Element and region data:
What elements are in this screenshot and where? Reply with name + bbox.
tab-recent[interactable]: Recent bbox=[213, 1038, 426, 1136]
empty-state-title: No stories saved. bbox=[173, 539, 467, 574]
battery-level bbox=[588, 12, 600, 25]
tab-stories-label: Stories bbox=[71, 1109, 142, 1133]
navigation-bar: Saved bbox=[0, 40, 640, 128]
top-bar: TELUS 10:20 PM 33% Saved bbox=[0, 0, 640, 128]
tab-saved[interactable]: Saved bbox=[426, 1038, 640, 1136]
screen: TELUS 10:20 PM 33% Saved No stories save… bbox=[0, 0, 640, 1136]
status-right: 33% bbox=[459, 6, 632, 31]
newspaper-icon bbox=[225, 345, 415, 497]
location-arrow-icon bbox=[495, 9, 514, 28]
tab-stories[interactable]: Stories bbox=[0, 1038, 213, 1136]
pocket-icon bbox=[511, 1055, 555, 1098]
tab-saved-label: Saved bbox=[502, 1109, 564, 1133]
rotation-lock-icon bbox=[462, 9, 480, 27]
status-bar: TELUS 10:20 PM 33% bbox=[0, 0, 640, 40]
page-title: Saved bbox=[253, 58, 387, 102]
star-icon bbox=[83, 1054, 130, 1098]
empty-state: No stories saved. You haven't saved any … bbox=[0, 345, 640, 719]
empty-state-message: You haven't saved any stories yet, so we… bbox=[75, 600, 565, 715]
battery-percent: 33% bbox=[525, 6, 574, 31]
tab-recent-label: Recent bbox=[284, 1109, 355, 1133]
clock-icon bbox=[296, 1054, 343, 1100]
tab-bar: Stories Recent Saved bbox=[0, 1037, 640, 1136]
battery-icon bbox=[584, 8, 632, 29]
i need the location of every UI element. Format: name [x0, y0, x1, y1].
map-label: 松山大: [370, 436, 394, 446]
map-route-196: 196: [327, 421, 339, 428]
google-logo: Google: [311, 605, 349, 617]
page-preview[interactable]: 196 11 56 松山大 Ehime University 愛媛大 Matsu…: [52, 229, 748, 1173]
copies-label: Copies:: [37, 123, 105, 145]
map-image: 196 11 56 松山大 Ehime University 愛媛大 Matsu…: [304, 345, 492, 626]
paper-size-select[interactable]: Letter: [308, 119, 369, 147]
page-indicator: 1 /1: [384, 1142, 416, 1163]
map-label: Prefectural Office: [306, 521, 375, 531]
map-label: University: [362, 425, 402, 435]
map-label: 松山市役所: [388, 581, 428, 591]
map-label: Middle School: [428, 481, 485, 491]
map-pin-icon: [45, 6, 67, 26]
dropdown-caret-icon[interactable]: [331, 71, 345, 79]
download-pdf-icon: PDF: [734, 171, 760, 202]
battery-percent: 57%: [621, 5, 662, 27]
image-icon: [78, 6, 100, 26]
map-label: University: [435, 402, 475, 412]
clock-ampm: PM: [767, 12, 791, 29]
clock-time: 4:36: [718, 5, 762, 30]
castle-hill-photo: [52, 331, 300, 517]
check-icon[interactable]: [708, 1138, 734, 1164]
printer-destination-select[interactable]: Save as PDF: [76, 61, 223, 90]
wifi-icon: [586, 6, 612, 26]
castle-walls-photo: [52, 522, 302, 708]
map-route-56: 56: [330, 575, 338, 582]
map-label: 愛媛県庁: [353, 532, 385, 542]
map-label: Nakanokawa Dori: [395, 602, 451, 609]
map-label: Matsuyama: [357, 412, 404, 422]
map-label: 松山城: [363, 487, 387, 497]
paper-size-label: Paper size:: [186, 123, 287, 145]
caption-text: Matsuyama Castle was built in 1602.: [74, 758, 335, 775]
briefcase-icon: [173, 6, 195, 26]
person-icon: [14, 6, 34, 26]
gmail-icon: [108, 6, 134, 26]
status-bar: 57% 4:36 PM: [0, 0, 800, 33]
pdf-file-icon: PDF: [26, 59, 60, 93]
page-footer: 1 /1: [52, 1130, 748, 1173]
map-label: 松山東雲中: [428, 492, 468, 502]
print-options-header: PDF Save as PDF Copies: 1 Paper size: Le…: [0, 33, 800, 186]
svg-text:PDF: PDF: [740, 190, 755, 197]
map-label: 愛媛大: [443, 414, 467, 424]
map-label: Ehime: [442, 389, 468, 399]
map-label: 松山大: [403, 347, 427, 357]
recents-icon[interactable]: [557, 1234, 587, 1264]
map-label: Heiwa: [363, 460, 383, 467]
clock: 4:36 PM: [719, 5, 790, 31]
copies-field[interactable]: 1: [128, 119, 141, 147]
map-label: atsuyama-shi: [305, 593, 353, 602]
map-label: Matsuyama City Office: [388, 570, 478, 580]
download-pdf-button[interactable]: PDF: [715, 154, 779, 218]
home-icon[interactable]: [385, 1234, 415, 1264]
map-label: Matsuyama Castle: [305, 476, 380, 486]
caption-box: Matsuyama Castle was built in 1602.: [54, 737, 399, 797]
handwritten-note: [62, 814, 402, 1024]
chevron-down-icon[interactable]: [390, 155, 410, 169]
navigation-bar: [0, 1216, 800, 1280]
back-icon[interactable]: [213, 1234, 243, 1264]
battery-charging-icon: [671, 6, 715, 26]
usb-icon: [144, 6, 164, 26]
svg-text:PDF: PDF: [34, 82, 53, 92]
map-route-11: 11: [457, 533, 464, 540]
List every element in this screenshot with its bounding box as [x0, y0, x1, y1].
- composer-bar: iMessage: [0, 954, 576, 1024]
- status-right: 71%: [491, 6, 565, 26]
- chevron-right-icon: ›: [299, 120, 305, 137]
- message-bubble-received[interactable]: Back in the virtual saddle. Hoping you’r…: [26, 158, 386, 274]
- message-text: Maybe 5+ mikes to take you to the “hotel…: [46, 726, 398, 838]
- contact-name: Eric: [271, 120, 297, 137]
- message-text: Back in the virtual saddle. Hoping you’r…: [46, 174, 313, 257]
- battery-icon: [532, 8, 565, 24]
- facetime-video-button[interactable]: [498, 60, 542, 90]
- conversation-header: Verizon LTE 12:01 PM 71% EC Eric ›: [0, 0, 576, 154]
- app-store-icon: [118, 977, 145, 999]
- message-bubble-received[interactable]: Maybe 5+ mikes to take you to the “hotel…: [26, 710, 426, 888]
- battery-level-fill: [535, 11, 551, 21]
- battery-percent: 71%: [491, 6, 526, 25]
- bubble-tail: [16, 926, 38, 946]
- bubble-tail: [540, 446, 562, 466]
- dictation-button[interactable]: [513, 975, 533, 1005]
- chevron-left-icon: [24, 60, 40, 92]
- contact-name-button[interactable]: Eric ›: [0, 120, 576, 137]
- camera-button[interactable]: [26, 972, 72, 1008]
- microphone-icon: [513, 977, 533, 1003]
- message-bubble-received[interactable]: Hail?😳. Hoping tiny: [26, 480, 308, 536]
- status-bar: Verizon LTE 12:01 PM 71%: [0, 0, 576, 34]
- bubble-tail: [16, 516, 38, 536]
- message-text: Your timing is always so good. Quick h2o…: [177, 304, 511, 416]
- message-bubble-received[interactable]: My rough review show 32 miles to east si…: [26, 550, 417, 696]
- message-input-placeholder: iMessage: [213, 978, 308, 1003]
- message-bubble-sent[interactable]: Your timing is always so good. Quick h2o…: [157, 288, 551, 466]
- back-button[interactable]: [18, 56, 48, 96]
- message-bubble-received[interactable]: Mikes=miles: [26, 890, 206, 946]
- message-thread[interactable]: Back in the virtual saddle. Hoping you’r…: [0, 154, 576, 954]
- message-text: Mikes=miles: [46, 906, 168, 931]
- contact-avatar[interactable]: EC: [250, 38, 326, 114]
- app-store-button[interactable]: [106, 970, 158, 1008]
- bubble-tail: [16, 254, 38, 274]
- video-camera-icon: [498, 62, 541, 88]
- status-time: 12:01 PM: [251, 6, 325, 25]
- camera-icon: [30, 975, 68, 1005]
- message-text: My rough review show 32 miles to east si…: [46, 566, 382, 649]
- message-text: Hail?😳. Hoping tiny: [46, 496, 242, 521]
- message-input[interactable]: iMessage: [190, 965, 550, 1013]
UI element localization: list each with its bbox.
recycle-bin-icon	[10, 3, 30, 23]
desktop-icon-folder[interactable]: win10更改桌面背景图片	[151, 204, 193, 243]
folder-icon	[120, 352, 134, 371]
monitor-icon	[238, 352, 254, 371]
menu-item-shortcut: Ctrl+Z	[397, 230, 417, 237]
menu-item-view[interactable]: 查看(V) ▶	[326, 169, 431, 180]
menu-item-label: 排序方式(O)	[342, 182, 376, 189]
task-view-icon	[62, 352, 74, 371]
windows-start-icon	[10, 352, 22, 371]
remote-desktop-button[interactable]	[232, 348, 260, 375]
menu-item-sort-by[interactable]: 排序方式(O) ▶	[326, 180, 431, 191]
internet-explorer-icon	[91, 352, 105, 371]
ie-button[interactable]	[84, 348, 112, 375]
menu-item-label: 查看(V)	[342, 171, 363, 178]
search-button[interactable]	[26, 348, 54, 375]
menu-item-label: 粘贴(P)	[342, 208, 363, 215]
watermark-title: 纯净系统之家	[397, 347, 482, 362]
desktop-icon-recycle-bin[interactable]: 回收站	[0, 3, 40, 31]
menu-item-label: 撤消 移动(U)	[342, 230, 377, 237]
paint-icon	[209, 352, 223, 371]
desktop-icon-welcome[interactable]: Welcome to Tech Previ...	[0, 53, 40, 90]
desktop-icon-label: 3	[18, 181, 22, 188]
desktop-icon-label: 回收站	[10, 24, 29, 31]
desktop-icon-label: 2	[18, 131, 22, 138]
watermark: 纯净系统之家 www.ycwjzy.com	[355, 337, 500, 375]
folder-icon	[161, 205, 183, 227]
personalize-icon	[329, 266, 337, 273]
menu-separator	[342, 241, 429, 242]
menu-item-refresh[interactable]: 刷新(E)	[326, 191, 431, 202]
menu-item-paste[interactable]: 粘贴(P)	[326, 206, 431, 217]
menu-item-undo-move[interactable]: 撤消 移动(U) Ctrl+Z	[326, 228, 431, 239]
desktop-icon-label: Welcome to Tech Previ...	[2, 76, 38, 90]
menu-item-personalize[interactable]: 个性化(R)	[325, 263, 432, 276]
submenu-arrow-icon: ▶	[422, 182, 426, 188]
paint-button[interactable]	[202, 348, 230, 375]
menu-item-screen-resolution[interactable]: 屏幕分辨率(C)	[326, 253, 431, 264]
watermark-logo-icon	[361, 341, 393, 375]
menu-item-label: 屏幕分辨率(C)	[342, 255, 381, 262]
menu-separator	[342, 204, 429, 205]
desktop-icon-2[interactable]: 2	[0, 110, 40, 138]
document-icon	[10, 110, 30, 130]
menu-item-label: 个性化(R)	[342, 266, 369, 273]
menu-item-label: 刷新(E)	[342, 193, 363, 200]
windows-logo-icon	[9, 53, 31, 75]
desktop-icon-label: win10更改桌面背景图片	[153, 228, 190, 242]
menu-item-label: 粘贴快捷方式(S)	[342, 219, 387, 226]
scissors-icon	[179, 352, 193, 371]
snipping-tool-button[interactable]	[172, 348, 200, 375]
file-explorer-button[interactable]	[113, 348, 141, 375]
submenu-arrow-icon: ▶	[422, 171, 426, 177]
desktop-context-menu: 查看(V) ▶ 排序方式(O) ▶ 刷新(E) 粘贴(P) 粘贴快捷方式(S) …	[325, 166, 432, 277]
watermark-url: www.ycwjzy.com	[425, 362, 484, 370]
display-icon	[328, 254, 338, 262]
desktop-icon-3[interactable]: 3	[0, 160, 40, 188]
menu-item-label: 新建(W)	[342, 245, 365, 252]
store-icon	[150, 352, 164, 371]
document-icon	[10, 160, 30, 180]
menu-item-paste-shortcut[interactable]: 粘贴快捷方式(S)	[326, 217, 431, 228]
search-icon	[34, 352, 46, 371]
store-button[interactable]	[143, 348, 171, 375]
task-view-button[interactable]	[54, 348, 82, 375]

◆ What the task requires
Rewrite the data from its first line through the line containing "tab-saved-label: Saved bbox=[502, 1109, 564, 1133]", substituting "Rogers" for each occurrence of "TELUS" and leaving everything else unchanged.

◆ Answer
What elements are in this screenshot and where? Reply with name + bbox.
tab-recent[interactable]: Recent bbox=[213, 1038, 426, 1136]
empty-state-title: No stories saved. bbox=[173, 539, 467, 574]
battery-level bbox=[588, 12, 600, 25]
tab-stories-label: Stories bbox=[71, 1109, 142, 1133]
navigation-bar: Saved bbox=[0, 40, 640, 128]
top-bar: Rogers 10:20 PM 33% Saved bbox=[0, 0, 640, 128]
tab-saved[interactable]: Saved bbox=[426, 1038, 640, 1136]
screen: Rogers 10:20 PM 33% Saved No stories save… bbox=[0, 0, 640, 1136]
status-right: 33% bbox=[459, 6, 632, 31]
newspaper-icon bbox=[225, 345, 415, 497]
location-arrow-icon bbox=[495, 9, 514, 28]
tab-stories[interactable]: Stories bbox=[0, 1038, 213, 1136]
pocket-icon bbox=[511, 1055, 555, 1098]
tab-saved-label: Saved bbox=[502, 1109, 564, 1133]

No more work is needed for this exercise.